---- DATA RECORDS

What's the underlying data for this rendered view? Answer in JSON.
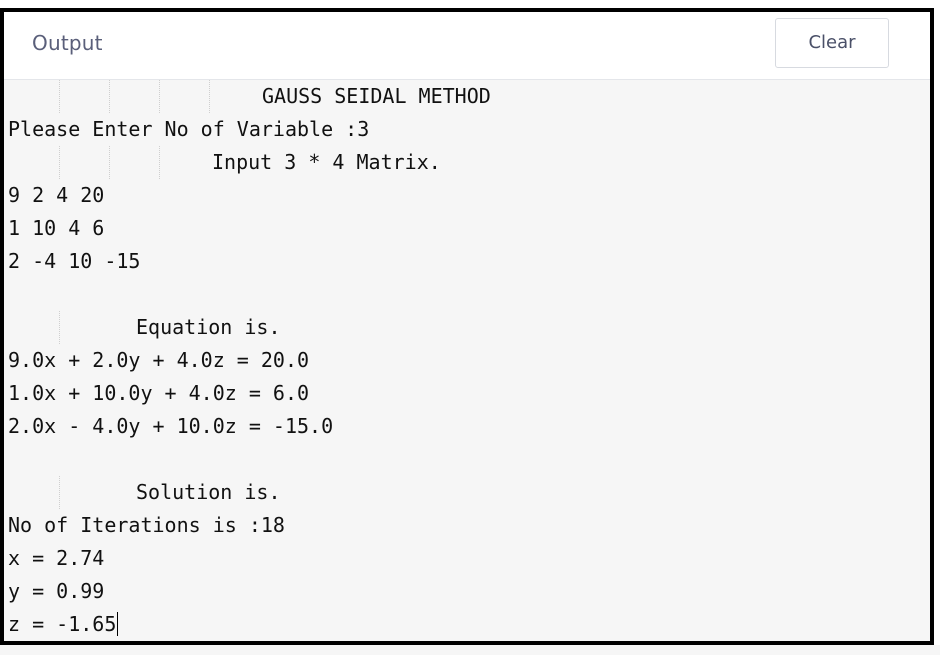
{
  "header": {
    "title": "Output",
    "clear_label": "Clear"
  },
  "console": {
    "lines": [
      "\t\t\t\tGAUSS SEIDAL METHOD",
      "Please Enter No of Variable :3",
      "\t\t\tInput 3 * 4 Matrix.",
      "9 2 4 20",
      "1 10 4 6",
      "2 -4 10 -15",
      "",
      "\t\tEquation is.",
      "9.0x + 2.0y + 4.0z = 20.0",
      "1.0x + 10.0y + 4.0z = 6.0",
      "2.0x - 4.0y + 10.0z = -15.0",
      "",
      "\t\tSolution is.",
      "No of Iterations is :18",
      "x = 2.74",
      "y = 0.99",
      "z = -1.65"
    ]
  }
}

--------
---- DATA RECORDS

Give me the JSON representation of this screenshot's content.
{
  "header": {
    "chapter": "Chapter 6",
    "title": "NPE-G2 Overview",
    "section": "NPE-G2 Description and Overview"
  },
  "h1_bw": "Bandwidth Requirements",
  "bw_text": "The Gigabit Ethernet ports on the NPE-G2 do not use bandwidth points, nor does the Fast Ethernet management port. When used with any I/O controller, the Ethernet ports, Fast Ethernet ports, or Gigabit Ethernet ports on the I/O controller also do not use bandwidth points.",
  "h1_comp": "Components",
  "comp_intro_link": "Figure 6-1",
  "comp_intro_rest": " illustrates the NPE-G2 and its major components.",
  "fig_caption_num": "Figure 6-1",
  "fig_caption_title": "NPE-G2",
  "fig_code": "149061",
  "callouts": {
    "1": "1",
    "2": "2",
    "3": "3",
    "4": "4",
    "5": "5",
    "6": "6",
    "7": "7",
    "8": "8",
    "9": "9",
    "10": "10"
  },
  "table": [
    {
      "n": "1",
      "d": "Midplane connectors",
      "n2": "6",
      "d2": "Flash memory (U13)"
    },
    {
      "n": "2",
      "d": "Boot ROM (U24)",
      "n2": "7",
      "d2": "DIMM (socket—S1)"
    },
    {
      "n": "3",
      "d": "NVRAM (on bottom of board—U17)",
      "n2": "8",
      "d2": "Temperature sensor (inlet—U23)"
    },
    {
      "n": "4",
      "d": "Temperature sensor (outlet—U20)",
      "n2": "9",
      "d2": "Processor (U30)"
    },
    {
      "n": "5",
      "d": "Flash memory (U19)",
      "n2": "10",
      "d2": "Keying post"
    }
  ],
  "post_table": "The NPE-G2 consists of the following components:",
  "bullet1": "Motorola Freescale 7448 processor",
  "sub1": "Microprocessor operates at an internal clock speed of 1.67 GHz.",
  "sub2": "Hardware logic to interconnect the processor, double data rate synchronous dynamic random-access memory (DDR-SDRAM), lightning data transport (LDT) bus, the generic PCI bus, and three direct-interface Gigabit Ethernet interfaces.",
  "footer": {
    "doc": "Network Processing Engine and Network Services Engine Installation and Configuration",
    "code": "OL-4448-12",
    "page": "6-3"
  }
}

--------
---- DATA RECORDS

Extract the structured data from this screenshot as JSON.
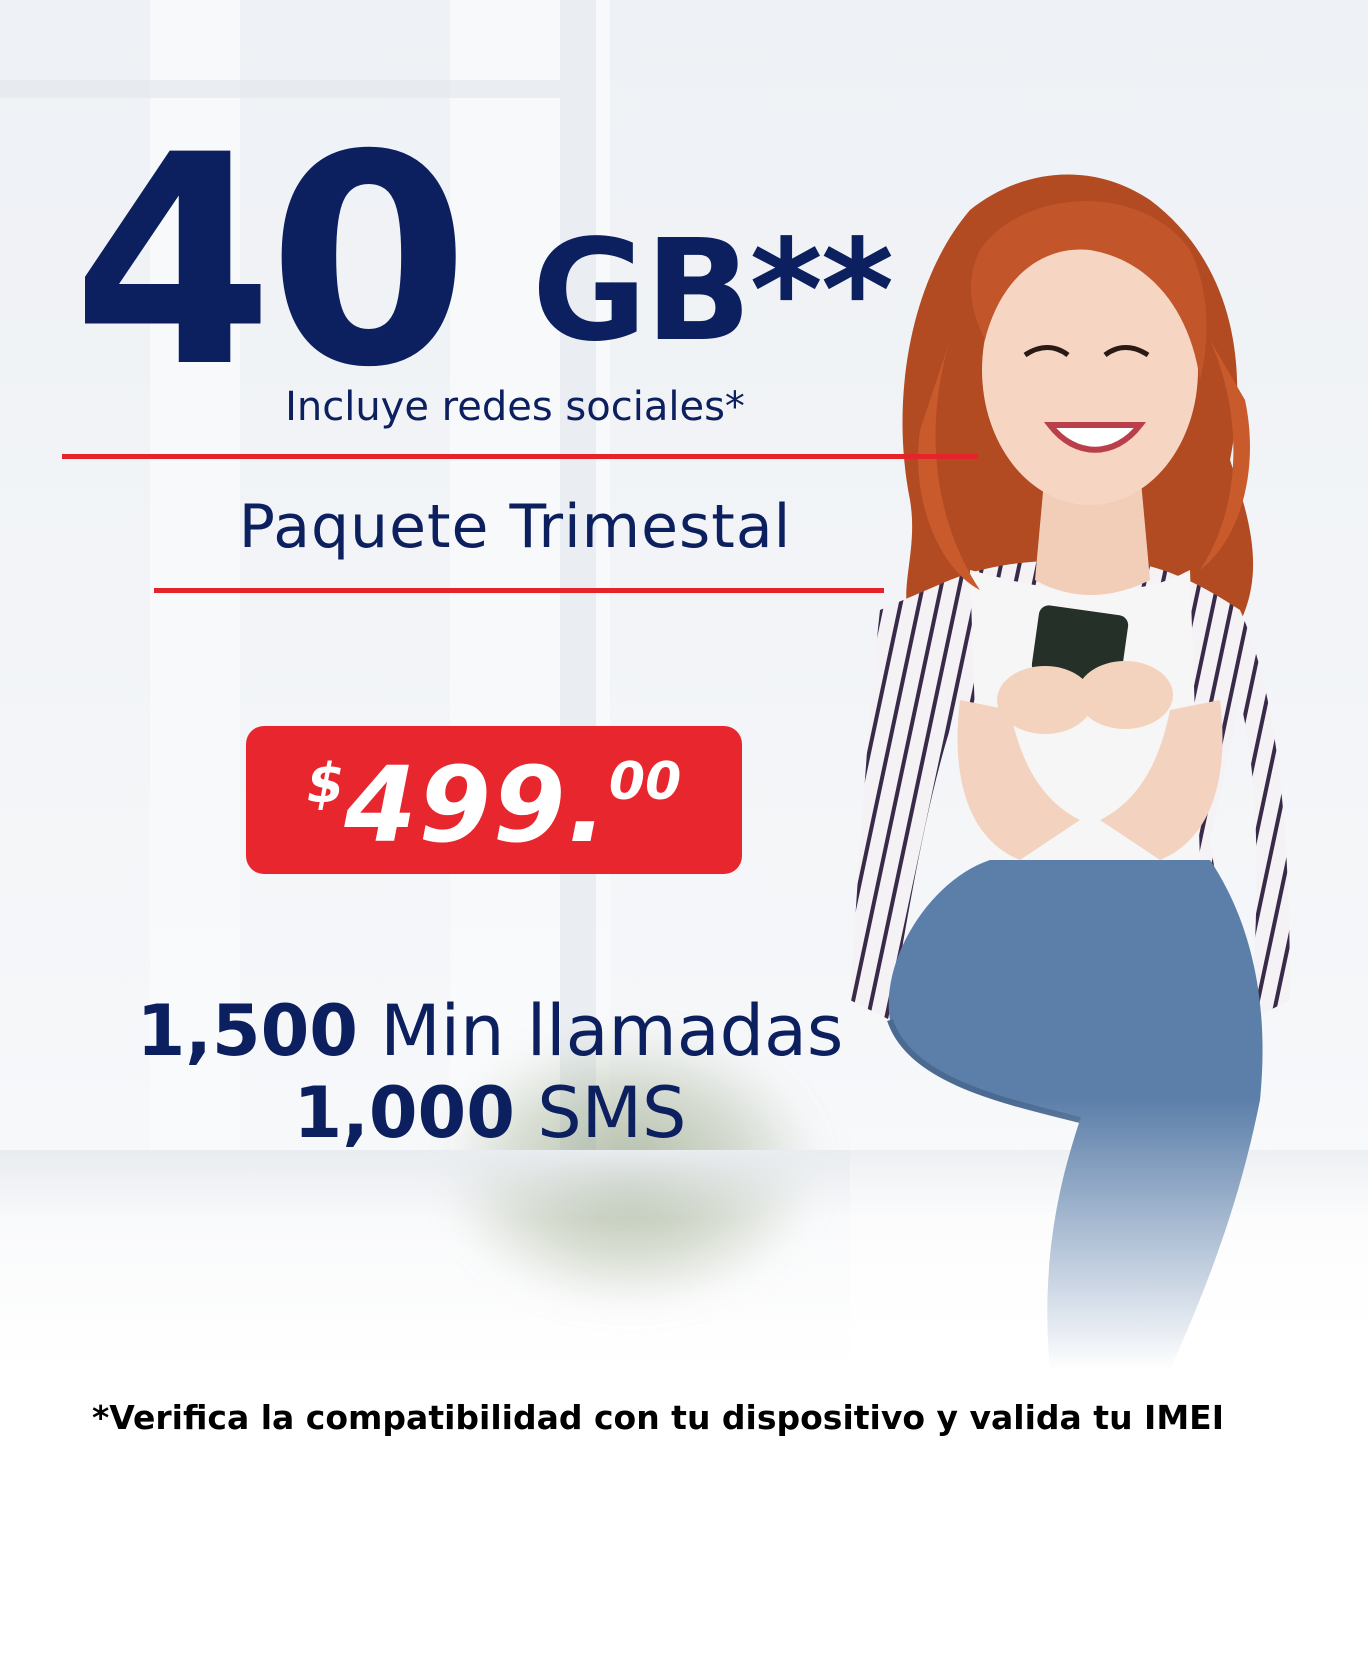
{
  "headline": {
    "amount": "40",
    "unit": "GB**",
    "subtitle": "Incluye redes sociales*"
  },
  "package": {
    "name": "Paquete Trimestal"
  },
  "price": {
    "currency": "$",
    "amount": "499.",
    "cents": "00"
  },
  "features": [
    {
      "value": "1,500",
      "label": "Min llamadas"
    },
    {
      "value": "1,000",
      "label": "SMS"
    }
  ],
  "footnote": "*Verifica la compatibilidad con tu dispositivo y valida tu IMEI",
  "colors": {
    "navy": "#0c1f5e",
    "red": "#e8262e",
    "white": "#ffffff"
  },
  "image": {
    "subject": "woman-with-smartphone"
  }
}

--------

— REQUIREMENTS —
Using the records above, list each line that includes "Temperature".

— RESPONSE TO THE EXERCISE —
      "d2": "Temperature sensor (inlet—U23)"
      "d": "Temperature sensor (outlet—U20)",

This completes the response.